### PROMPT
Print the records below line for line, without changing any character, and omit the pictures from your output.

+---+

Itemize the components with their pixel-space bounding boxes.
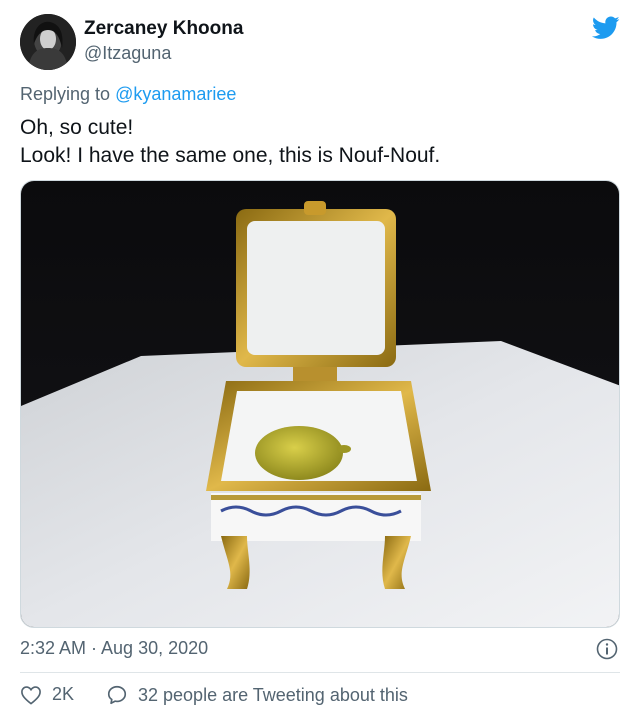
tweet-text: Oh, so cute! Look! I have the same one, … — [20, 114, 440, 170]
author-name[interactable]: Zercaney Khoona — [84, 18, 243, 40]
tweet-line-2: Look! I have the same one, this is Nouf-… — [20, 144, 441, 167]
replying-to: Replying to @kyanamariee — [20, 84, 236, 105]
twitter-bird-icon[interactable] — [591, 16, 620, 40]
tweeting-label: 32 people are Tweeting about this — [138, 684, 408, 705]
tweet-card: Zercaney Khoona @Itzaguna Replying to @k… — [0, 0, 640, 722]
reply-mention-link[interactable]: @kyanamariee — [115, 84, 236, 104]
replying-to-label: Replying to — [20, 84, 116, 104]
comment-bubble-icon — [107, 685, 127, 705]
like-count: 2K — [52, 684, 75, 704]
author-handle[interactable]: @Itzaguna — [84, 43, 171, 64]
divider — [20, 672, 620, 673]
tweeting-link[interactable]: 32 people are Tweeting about this — [106, 684, 408, 706]
tweet-photo[interactable] — [20, 180, 620, 628]
info-icon[interactable] — [596, 638, 618, 660]
avatar[interactable] — [20, 14, 76, 70]
heart-icon — [21, 685, 41, 705]
like-button[interactable]: 2K — [20, 684, 74, 705]
tweet-line-1: Oh, so cute! — [20, 116, 134, 139]
tweet-timestamp[interactable]: 2:32 AM · Aug 30, 2020 — [20, 638, 208, 659]
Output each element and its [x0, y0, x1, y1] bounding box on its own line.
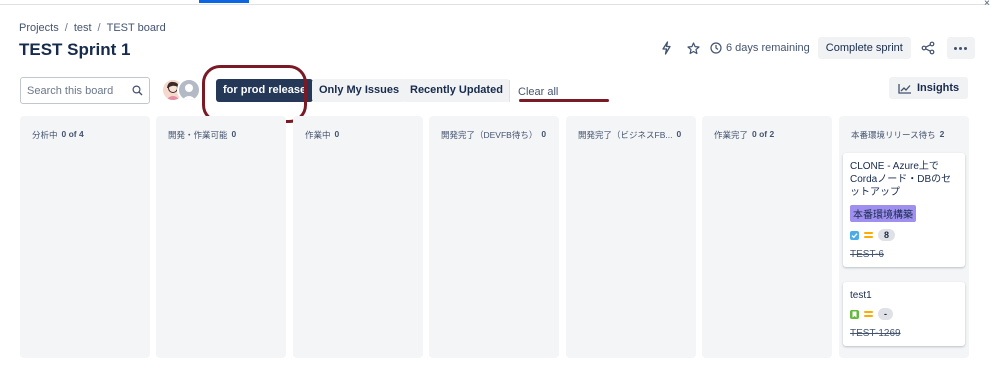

+---+

### EXERCISE RESPONSE
Itemize the components with their pixel-space bounding boxes.
tweet-text: Oh, so cute! Look! I have the same one, … — [20, 114, 440, 170]
author-name[interactable]: Zercaney Khoona — [84, 18, 243, 40]
tweet-line-2: Look! I have the same one, this is Nouf-… — [20, 144, 441, 167]
replying-to: Replying to @kyanamariee — [20, 84, 236, 105]
twitter-bird-icon[interactable] — [591, 16, 620, 40]
tweeting-label: 32 people are Tweeting about this — [138, 684, 408, 705]
tweet-card: Zercaney Khoona @Itzaguna Replying to @k… — [0, 0, 640, 722]
reply-mention-link[interactable]: @kyanamariee — [115, 84, 236, 104]
replying-to-label: Replying to — [20, 84, 116, 104]
comment-bubble-icon — [107, 685, 127, 705]
like-count: 2K — [52, 684, 75, 704]
author-handle[interactable]: @Itzaguna — [84, 43, 171, 64]
divider — [20, 672, 620, 673]
tweeting-link[interactable]: 32 people are Tweeting about this — [106, 684, 408, 706]
tweet-photo[interactable] — [20, 180, 620, 628]
info-icon[interactable] — [596, 638, 618, 660]
avatar[interactable] — [20, 14, 76, 70]
heart-icon — [21, 685, 41, 705]
like-button[interactable]: 2K — [20, 684, 74, 705]
tweet-line-1: Oh, so cute! — [20, 116, 134, 139]
tweet-timestamp[interactable]: 2:32 AM · Aug 30, 2020 — [20, 638, 208, 659]
Output each element and its [x0, y0, x1, y1] bounding box on its own line.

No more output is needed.